[Raw records]
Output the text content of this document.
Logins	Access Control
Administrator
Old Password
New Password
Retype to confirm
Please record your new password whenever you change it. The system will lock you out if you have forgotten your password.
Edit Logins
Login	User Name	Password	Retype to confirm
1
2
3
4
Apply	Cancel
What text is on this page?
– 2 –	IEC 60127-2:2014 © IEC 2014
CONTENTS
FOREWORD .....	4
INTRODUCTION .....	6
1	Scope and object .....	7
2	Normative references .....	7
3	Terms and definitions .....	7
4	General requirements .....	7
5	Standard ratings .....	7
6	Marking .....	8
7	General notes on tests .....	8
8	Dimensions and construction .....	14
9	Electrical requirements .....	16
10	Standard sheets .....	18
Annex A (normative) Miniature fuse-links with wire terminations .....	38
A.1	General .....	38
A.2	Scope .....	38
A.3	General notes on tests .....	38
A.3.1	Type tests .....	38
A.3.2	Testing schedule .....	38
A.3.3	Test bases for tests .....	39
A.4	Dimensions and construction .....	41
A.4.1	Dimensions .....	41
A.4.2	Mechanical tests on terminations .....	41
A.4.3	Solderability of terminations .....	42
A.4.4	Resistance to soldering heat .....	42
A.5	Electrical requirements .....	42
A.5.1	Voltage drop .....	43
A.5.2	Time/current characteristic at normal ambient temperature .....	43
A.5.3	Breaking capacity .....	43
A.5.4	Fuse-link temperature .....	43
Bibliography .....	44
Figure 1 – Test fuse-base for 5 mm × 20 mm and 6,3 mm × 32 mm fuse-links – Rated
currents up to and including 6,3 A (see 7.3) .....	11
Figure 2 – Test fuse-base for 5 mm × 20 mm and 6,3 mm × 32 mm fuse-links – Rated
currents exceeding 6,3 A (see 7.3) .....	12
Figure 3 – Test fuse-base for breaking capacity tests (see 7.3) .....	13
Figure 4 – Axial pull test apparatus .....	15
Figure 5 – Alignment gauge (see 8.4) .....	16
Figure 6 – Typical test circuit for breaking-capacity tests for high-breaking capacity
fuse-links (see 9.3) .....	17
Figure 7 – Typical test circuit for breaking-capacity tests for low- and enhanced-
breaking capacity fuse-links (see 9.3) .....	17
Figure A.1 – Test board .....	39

_Instructions for the task_: Only the number is required: the count of lines containing the word "confirm".

_Full answer_: 2